[BEGIN RECORDS]

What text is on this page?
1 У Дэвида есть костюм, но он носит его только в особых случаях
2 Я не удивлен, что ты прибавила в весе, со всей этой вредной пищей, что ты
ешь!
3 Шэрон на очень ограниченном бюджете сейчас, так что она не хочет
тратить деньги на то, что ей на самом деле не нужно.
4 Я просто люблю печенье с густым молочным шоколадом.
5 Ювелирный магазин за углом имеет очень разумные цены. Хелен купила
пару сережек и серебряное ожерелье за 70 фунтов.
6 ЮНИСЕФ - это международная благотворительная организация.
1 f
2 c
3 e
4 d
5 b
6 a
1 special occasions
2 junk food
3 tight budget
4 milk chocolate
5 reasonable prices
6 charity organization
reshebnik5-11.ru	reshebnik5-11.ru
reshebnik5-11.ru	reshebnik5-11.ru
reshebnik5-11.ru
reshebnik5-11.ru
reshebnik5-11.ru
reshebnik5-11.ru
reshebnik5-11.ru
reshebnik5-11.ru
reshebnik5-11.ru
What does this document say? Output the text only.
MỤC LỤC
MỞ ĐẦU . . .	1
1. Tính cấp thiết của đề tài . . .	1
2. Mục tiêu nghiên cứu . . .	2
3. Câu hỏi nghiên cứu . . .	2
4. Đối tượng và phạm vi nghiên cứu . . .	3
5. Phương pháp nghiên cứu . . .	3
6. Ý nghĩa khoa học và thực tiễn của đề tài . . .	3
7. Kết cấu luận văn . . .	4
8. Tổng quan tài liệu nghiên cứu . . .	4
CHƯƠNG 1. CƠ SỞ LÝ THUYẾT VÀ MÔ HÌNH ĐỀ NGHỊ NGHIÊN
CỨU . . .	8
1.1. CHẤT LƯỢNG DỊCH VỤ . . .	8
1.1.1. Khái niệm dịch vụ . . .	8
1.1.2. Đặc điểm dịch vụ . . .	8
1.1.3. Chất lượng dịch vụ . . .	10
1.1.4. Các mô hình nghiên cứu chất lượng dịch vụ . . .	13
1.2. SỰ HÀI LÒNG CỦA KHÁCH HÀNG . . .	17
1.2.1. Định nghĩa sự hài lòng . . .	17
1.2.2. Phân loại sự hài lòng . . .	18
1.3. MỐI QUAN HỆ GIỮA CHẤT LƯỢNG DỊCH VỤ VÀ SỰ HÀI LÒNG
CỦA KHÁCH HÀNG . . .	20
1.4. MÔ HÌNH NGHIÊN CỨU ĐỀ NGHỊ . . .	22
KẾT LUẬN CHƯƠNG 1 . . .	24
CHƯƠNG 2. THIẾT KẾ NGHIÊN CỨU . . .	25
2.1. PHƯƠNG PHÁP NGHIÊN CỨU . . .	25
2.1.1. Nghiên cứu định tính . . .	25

[END RECORDS]

### SET TASK
For the listing above, give the number of lines in which the string "What" occurs, and nothing else.

### SOLUTION TO THIS TASK
2